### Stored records
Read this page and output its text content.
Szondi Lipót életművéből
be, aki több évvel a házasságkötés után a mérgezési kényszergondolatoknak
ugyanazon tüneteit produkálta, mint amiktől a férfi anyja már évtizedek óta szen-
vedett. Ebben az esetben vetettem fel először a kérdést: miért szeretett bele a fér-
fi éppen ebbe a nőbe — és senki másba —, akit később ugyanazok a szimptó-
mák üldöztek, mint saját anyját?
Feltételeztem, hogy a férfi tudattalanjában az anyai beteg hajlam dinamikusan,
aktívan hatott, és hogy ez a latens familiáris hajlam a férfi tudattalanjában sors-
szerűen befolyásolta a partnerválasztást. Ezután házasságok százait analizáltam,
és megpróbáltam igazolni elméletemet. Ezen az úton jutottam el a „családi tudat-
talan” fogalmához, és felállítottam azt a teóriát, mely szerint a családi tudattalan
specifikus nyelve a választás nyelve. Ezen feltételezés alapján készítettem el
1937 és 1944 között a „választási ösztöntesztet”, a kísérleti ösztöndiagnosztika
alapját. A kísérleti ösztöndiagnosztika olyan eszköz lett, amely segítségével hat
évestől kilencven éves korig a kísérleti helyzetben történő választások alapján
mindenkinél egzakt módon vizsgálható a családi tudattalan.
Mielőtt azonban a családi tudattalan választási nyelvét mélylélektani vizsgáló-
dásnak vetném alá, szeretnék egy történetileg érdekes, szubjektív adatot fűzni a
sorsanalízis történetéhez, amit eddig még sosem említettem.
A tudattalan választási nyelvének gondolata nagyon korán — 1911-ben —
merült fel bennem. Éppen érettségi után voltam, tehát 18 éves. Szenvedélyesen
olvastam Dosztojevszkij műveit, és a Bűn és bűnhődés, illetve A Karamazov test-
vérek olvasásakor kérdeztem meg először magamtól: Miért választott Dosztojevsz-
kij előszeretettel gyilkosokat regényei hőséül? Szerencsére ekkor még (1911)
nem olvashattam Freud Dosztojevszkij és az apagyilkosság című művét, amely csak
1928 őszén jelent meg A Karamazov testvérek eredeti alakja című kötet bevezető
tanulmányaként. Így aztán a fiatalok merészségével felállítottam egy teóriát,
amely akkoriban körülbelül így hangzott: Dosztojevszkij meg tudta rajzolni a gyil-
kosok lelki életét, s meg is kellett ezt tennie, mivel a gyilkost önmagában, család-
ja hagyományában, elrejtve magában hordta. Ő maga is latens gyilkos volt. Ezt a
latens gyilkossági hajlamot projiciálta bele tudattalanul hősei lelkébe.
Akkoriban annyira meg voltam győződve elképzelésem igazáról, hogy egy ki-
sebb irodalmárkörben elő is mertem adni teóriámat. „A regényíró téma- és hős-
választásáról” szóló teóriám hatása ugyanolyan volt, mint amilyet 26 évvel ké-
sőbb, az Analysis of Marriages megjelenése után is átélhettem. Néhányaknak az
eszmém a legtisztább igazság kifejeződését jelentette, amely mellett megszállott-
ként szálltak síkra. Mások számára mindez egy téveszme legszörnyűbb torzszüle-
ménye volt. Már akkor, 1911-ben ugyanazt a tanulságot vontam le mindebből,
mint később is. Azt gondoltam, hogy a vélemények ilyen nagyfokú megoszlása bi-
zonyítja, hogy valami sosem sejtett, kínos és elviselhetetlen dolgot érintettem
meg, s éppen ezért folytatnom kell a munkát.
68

### REQUIREMENT
Give only the number of lines in the data that include the string "amely".

### ANSWER TO THIS EXERCISE
4